**DATASET EXCERPTS**:
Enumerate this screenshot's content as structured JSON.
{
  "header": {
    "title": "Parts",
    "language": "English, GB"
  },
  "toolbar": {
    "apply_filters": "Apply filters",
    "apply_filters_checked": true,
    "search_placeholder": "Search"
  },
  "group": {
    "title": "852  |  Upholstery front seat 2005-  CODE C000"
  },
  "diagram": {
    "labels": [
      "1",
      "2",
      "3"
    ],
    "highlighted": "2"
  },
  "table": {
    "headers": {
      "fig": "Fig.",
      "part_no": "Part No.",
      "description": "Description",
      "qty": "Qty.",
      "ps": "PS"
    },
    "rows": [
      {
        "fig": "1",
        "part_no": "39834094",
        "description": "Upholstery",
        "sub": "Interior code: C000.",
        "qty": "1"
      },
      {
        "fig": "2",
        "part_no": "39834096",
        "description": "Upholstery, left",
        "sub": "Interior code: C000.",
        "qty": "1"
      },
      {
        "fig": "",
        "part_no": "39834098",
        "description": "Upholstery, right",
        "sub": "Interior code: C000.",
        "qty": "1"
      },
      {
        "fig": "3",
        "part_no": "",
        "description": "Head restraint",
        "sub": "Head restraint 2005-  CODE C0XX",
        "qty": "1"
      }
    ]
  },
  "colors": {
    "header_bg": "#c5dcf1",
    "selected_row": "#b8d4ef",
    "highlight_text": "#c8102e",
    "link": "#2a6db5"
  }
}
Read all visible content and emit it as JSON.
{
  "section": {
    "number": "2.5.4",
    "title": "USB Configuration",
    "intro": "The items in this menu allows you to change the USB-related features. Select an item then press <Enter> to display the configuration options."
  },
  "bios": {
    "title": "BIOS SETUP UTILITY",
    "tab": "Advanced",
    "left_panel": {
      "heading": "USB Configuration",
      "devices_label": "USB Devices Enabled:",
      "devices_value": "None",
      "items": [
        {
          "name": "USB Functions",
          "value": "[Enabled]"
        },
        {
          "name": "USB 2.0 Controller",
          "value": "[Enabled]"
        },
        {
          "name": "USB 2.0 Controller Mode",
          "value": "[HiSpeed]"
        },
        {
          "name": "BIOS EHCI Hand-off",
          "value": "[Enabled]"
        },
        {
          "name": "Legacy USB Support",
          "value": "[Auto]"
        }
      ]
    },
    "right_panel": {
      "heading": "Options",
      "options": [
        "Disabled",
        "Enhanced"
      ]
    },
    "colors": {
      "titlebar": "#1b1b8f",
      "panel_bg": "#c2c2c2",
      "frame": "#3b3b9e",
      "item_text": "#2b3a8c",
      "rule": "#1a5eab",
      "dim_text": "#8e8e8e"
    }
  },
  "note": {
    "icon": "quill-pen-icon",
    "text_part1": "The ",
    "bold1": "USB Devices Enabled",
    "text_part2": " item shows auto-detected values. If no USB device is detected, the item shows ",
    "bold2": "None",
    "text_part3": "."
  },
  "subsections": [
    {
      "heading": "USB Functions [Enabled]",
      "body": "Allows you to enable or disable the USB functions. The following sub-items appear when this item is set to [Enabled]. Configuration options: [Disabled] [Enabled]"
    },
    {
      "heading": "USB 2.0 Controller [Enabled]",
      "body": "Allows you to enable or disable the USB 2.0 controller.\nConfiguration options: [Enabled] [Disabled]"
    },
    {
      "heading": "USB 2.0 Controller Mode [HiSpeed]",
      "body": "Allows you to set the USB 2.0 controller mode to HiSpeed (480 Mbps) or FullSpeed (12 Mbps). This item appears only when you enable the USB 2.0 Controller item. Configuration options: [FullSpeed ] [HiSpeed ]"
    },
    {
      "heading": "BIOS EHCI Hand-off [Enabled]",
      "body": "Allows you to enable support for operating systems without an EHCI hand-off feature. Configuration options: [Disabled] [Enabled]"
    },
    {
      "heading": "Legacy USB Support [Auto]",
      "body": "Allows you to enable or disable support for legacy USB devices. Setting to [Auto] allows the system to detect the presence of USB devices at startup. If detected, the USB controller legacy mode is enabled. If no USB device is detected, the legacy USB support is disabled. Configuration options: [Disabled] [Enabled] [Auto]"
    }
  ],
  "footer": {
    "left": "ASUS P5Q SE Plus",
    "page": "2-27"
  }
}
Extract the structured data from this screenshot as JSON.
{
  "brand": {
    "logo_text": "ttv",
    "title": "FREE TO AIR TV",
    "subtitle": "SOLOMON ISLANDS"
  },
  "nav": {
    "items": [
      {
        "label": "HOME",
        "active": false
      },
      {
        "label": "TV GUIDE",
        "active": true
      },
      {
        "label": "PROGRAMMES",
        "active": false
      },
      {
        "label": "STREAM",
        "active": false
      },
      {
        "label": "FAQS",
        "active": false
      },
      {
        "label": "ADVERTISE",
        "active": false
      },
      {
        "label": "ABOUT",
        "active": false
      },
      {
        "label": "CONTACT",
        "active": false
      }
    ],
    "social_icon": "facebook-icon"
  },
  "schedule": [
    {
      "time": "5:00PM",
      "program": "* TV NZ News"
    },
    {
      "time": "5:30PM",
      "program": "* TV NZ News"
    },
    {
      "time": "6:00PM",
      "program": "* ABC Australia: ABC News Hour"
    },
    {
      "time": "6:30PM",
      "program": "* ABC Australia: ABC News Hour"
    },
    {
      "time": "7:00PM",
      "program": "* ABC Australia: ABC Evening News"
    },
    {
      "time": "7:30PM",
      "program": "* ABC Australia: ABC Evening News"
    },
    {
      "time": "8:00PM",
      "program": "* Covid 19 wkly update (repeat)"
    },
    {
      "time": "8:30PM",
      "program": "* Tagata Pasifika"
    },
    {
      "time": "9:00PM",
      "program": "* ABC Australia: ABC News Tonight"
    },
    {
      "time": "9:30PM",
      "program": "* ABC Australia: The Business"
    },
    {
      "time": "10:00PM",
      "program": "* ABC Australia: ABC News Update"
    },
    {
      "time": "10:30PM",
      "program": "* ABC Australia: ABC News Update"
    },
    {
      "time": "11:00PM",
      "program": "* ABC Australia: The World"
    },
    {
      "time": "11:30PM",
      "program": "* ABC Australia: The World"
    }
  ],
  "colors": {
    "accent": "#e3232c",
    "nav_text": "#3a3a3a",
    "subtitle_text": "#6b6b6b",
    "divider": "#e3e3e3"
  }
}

**WORK TO BE COMPLETED**: Of the lines in the records, determine how many contain the word "restraint", and report that number alone.

**THE SOLUTION**: 2